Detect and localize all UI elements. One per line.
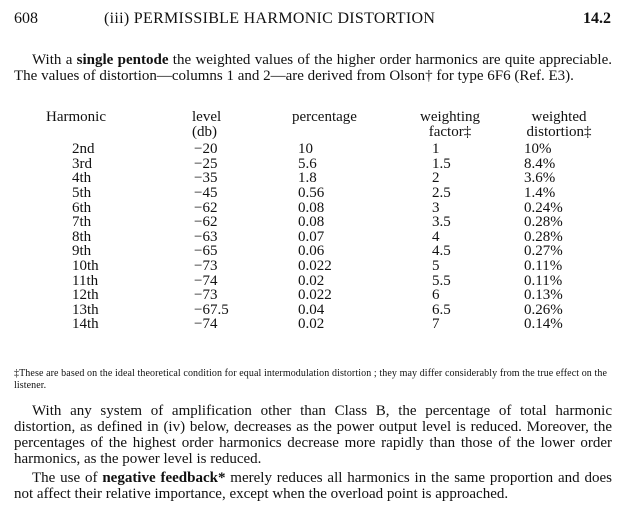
page-number: 608 bbox=[14, 10, 38, 27]
cell-factor: 4.5 bbox=[432, 243, 451, 260]
cell-distortion: 0.13% bbox=[524, 287, 563, 304]
cell-distortion: 10% bbox=[524, 141, 552, 158]
cell-percentage: 0.04 bbox=[298, 301, 325, 318]
table-row bbox=[14, 171, 612, 186]
cell-harmonic: 14th bbox=[72, 316, 99, 333]
cell-distortion: 0.24% bbox=[524, 199, 563, 216]
cell-percentage: 0.022 bbox=[298, 257, 332, 274]
intro-paragraph bbox=[14, 52, 612, 84]
cell-percentage: 0.06 bbox=[298, 243, 325, 260]
cell-factor: 5 bbox=[432, 257, 440, 274]
intro-text-1: With a bbox=[32, 52, 77, 68]
cell-harmonic: 2nd bbox=[72, 141, 95, 158]
cell-percentage: 1.8 bbox=[298, 170, 317, 187]
cell-level: −73 bbox=[194, 257, 218, 274]
cell-factor: 1 bbox=[432, 141, 440, 158]
table-row bbox=[14, 274, 612, 289]
header-weighting: weighting bbox=[420, 109, 480, 125]
cell-level: −35 bbox=[194, 170, 218, 187]
cell-factor: 2.5 bbox=[432, 184, 451, 201]
cell-level: −65 bbox=[194, 243, 218, 260]
cell-percentage: 10 bbox=[298, 141, 313, 158]
cell-factor: 1.5 bbox=[432, 155, 451, 172]
cell-percentage: 5.6 bbox=[298, 155, 317, 172]
table-row bbox=[14, 215, 612, 230]
header-level: level bbox=[192, 109, 222, 125]
paragraph-2 bbox=[14, 403, 612, 467]
header-harmonic: Harmonic bbox=[46, 109, 106, 125]
cell-factor: 3 bbox=[432, 199, 440, 216]
table-row bbox=[14, 139, 612, 157]
table-header-row-2 bbox=[14, 125, 612, 140]
intro-text-2: the weighted values of the higher order harmonics are quite appreciable. The values of distortion—columns 1 and 2—are derived from Olson† for type 6F6 (Ref. E3). bbox=[14, 52, 612, 84]
table-row bbox=[14, 186, 612, 201]
table-row bbox=[14, 157, 612, 172]
footnote: ‡These are based on the ideal theoretical condition for equal intermodulation distortion ; they may differ considerably from the true effect on the listener. bbox=[14, 368, 608, 391]
header-weighting-factor: factor‡ bbox=[428, 123, 472, 140]
cell-harmonic: 12th bbox=[72, 287, 99, 304]
cell-distortion: 3.6% bbox=[524, 170, 556, 187]
cell-harmonic: 6th bbox=[72, 199, 92, 216]
table-header-row bbox=[14, 110, 612, 125]
cell-level: −45 bbox=[194, 184, 218, 201]
cell-percentage: 0.56 bbox=[298, 184, 325, 201]
cell-distortion: 0.14% bbox=[524, 316, 563, 333]
intro-bold: single pentode bbox=[76, 52, 169, 68]
paragraph-2-text: With any system of amplification other than Class B, the percentage of total harmonic distortion, as defined in (iv) below, decreases as the power output level is reduced. Moreover, the percentages of the highest order harmonics decrease more rapidly than those of the lower order harmonics, as the power level is reduced. bbox=[14, 403, 612, 467]
table-row bbox=[14, 244, 612, 259]
cell-distortion: 0.11% bbox=[524, 272, 563, 289]
cell-factor: 6 bbox=[432, 287, 440, 304]
cell-percentage: 0.02 bbox=[298, 272, 325, 289]
table-row bbox=[14, 303, 612, 318]
cell-level: −67.5 bbox=[194, 301, 229, 318]
table-row bbox=[14, 288, 612, 303]
cell-distortion: 0.26% bbox=[524, 301, 563, 318]
cell-distortion: 0.28% bbox=[524, 228, 563, 245]
cell-distortion: 0.28% bbox=[524, 214, 563, 231]
cell-harmonic: 7th bbox=[72, 214, 92, 231]
cell-level: −20 bbox=[194, 141, 218, 158]
paragraph-3-bold: negative feedback* bbox=[102, 470, 226, 486]
cell-percentage: 0.08 bbox=[298, 214, 325, 231]
cell-level: −63 bbox=[194, 228, 218, 245]
paragraph-3 bbox=[14, 470, 612, 502]
table-row bbox=[14, 201, 612, 216]
paragraph-3-text-2: merely reduces all harmonics in the same proportion and does not affect their relative importance, except when the overload point is approached. bbox=[14, 470, 613, 502]
cell-harmonic: 11th bbox=[72, 272, 99, 289]
cell-harmonic: 5th bbox=[72, 184, 92, 201]
cell-factor: 7 bbox=[432, 316, 440, 333]
paragraph-3-text-1: The use of bbox=[32, 470, 103, 486]
header-weighted: weighted bbox=[531, 109, 587, 125]
cell-harmonic: 4th bbox=[72, 170, 92, 187]
cell-harmonic: 9th bbox=[72, 243, 92, 260]
table-row bbox=[14, 317, 612, 332]
cell-factor: 3.5 bbox=[432, 214, 451, 231]
cell-factor: 6.5 bbox=[432, 301, 451, 318]
cell-percentage: 0.07 bbox=[298, 228, 325, 245]
cell-distortion: 1.4% bbox=[524, 184, 556, 201]
cell-percentage: 0.02 bbox=[298, 316, 325, 333]
table-row bbox=[14, 259, 612, 274]
cell-percentage: 0.08 bbox=[298, 199, 325, 216]
cell-level: −74 bbox=[194, 316, 218, 333]
section-number: 14.2 bbox=[583, 10, 611, 27]
cell-level: −73 bbox=[194, 287, 218, 304]
cell-harmonic: 8th bbox=[72, 228, 92, 245]
cell-factor: 4 bbox=[432, 228, 440, 245]
cell-level: −74 bbox=[194, 272, 218, 289]
harmonic-distortion-table bbox=[14, 110, 612, 332]
cell-harmonic: 10th bbox=[72, 257, 99, 274]
cell-distortion: 8.4% bbox=[524, 155, 556, 172]
cell-level: −62 bbox=[194, 214, 218, 231]
cell-level: −62 bbox=[194, 199, 218, 216]
cell-percentage: 0.022 bbox=[298, 287, 332, 304]
header-level-unit: (db) bbox=[192, 123, 217, 140]
header-percentage: percentage bbox=[292, 109, 357, 125]
header-weighted-distortion: distortion‡ bbox=[526, 123, 592, 140]
page-header bbox=[14, 10, 611, 32]
cell-distortion: 0.11% bbox=[524, 257, 563, 274]
cell-level: −25 bbox=[194, 155, 218, 172]
cell-distortion: 0.27% bbox=[524, 243, 563, 260]
cell-factor: 5.5 bbox=[432, 272, 451, 289]
cell-harmonic: 3rd bbox=[72, 155, 92, 172]
cell-harmonic: 13th bbox=[72, 301, 99, 318]
cell-factor: 2 bbox=[432, 170, 440, 187]
table-row bbox=[14, 230, 612, 245]
section-title: (iii) PERMISSIBLE HARMONIC DISTORTION bbox=[104, 10, 436, 27]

⁂

# [WORK REQUIRED]
Reproduce every line of the rows above verbatim, omitting the pictures.

# [RESPONSE]
Detect and localize all UI elements. One per line.
page-number: 608 bbox=[14, 10, 38, 27]
cell-factor: 4.5 bbox=[432, 243, 451, 260]
cell-distortion: 0.13% bbox=[524, 287, 563, 304]
cell-distortion: 10% bbox=[524, 141, 552, 158]
cell-percentage: 0.04 bbox=[298, 301, 325, 318]
table-row bbox=[14, 171, 612, 186]
cell-harmonic: 14th bbox=[72, 316, 99, 333]
cell-distortion: 0.24% bbox=[524, 199, 563, 216]
cell-percentage: 0.022 bbox=[298, 257, 332, 274]
intro-paragraph bbox=[14, 52, 612, 84]
cell-percentage: 0.06 bbox=[298, 243, 325, 260]
cell-factor: 5 bbox=[432, 257, 440, 274]
intro-text-1: With a bbox=[32, 52, 77, 68]
cell-harmonic: 2nd bbox=[72, 141, 95, 158]
cell-percentage: 1.8 bbox=[298, 170, 317, 187]
cell-level: −73 bbox=[194, 257, 218, 274]
cell-factor: 1 bbox=[432, 141, 440, 158]
table-row bbox=[14, 274, 612, 289]
header-weighting: weighting bbox=[420, 109, 480, 125]
cell-level: −35 bbox=[194, 170, 218, 187]
cell-factor: 2.5 bbox=[432, 184, 451, 201]
cell-level: −65 bbox=[194, 243, 218, 260]
cell-percentage: 10 bbox=[298, 141, 313, 158]
cell-factor: 1.5 bbox=[432, 155, 451, 172]
cell-percentage: 5.6 bbox=[298, 155, 317, 172]
table-row bbox=[14, 215, 612, 230]
header-level: level bbox=[192, 109, 222, 125]
paragraph-2 bbox=[14, 403, 612, 467]
header-harmonic: Harmonic bbox=[46, 109, 106, 125]
cell-factor: 3 bbox=[432, 199, 440, 216]
table-row bbox=[14, 139, 612, 157]
table-header-row-2 bbox=[14, 125, 612, 140]
intro-text-2: the weighted values of the higher order harmonics are quite appreciable. The values of distortion—columns 1 and 2—are derived from Olson† for type 6F6 (Ref. E3). bbox=[14, 52, 612, 84]
table-row bbox=[14, 186, 612, 201]
table-row bbox=[14, 157, 612, 172]
footnote: ‡These are based on the ideal theoretical condition for equal intermodulation distortion ; they may differ considerably from the true effect on the listener. bbox=[14, 368, 608, 391]
header-weighting-factor: factor‡ bbox=[428, 123, 472, 140]
cell-harmonic: 12th bbox=[72, 287, 99, 304]
cell-distortion: 3.6% bbox=[524, 170, 556, 187]
cell-harmonic: 6th bbox=[72, 199, 92, 216]
table-header-row bbox=[14, 110, 612, 125]
cell-level: −45 bbox=[194, 184, 218, 201]
cell-percentage: 0.56 bbox=[298, 184, 325, 201]
cell-distortion: 0.14% bbox=[524, 316, 563, 333]
intro-bold: single pentode bbox=[76, 52, 169, 68]
paragraph-2-text: With any system of amplification other than Class B, the percentage of total harmonic distortion, as defined in (iv) below, decreases as the power output level is reduced. Moreover, the percentages of the highest order harmonics decrease more rapidly than those of the lower order harmonics, as the power level is reduced. bbox=[14, 403, 612, 467]
table-row bbox=[14, 244, 612, 259]
cell-distortion: 0.11% bbox=[524, 272, 563, 289]
cell-factor: 6 bbox=[432, 287, 440, 304]
cell-percentage: 0.02 bbox=[298, 272, 325, 289]
table-row bbox=[14, 303, 612, 318]
cell-level: −67.5 bbox=[194, 301, 229, 318]
table-row bbox=[14, 288, 612, 303]
cell-distortion: 0.26% bbox=[524, 301, 563, 318]
cell-distortion: 0.28% bbox=[524, 228, 563, 245]
cell-distortion: 0.28% bbox=[524, 214, 563, 231]
cell-harmonic: 7th bbox=[72, 214, 92, 231]
cell-level: −20 bbox=[194, 141, 218, 158]
paragraph-3-bold: negative feedback* bbox=[102, 470, 226, 486]
cell-percentage: 0.08 bbox=[298, 214, 325, 231]
cell-level: −63 bbox=[194, 228, 218, 245]
paragraph-3 bbox=[14, 470, 612, 502]
table-row bbox=[14, 201, 612, 216]
paragraph-3-text-2: merely reduces all harmonics in the same proportion and does not affect their relative importance, except when the overload point is approached. bbox=[14, 470, 613, 502]
cell-harmonic: 11th bbox=[72, 272, 99, 289]
cell-harmonic: 5th bbox=[72, 184, 92, 201]
cell-factor: 7 bbox=[432, 316, 440, 333]
paragraph-3-text-1: The use of bbox=[32, 470, 103, 486]
header-weighted: weighted bbox=[531, 109, 587, 125]
cell-harmonic: 4th bbox=[72, 170, 92, 187]
cell-harmonic: 9th bbox=[72, 243, 92, 260]
table-row bbox=[14, 317, 612, 332]
cell-factor: 3.5 bbox=[432, 214, 451, 231]
cell-factor: 6.5 bbox=[432, 301, 451, 318]
cell-percentage: 0.07 bbox=[298, 228, 325, 245]
cell-distortion: 1.4% bbox=[524, 184, 556, 201]
cell-percentage: 0.02 bbox=[298, 316, 325, 333]
table-row bbox=[14, 259, 612, 274]
cell-percentage: 0.08 bbox=[298, 199, 325, 216]
cell-level: −74 bbox=[194, 316, 218, 333]
section-number: 14.2 bbox=[583, 10, 611, 27]
cell-level: −73 bbox=[194, 287, 218, 304]
cell-harmonic: 8th bbox=[72, 228, 92, 245]
cell-factor: 4 bbox=[432, 228, 440, 245]
cell-level: −74 bbox=[194, 272, 218, 289]
harmonic-distortion-table bbox=[14, 110, 612, 332]
cell-harmonic: 10th bbox=[72, 257, 99, 274]
cell-distortion: 8.4% bbox=[524, 155, 556, 172]
cell-level: −62 bbox=[194, 214, 218, 231]
cell-level: −62 bbox=[194, 199, 218, 216]
cell-percentage: 0.022 bbox=[298, 287, 332, 304]
header-level-unit: (db) bbox=[192, 123, 217, 140]
header-percentage: percentage bbox=[292, 109, 357, 125]
header-weighted-distortion: distortion‡ bbox=[526, 123, 592, 140]
page-header bbox=[14, 10, 611, 32]
cell-distortion: 0.11% bbox=[524, 257, 563, 274]
cell-level: −25 bbox=[194, 155, 218, 172]
cell-distortion: 0.27% bbox=[524, 243, 563, 260]
cell-factor: 5.5 bbox=[432, 272, 451, 289]
cell-harmonic: 3rd bbox=[72, 155, 92, 172]
cell-harmonic: 13th bbox=[72, 301, 99, 318]
cell-factor: 2 bbox=[432, 170, 440, 187]
table-row bbox=[14, 230, 612, 245]
section-title: (iii) PERMISSIBLE HARMONIC DISTORTION bbox=[104, 10, 436, 27]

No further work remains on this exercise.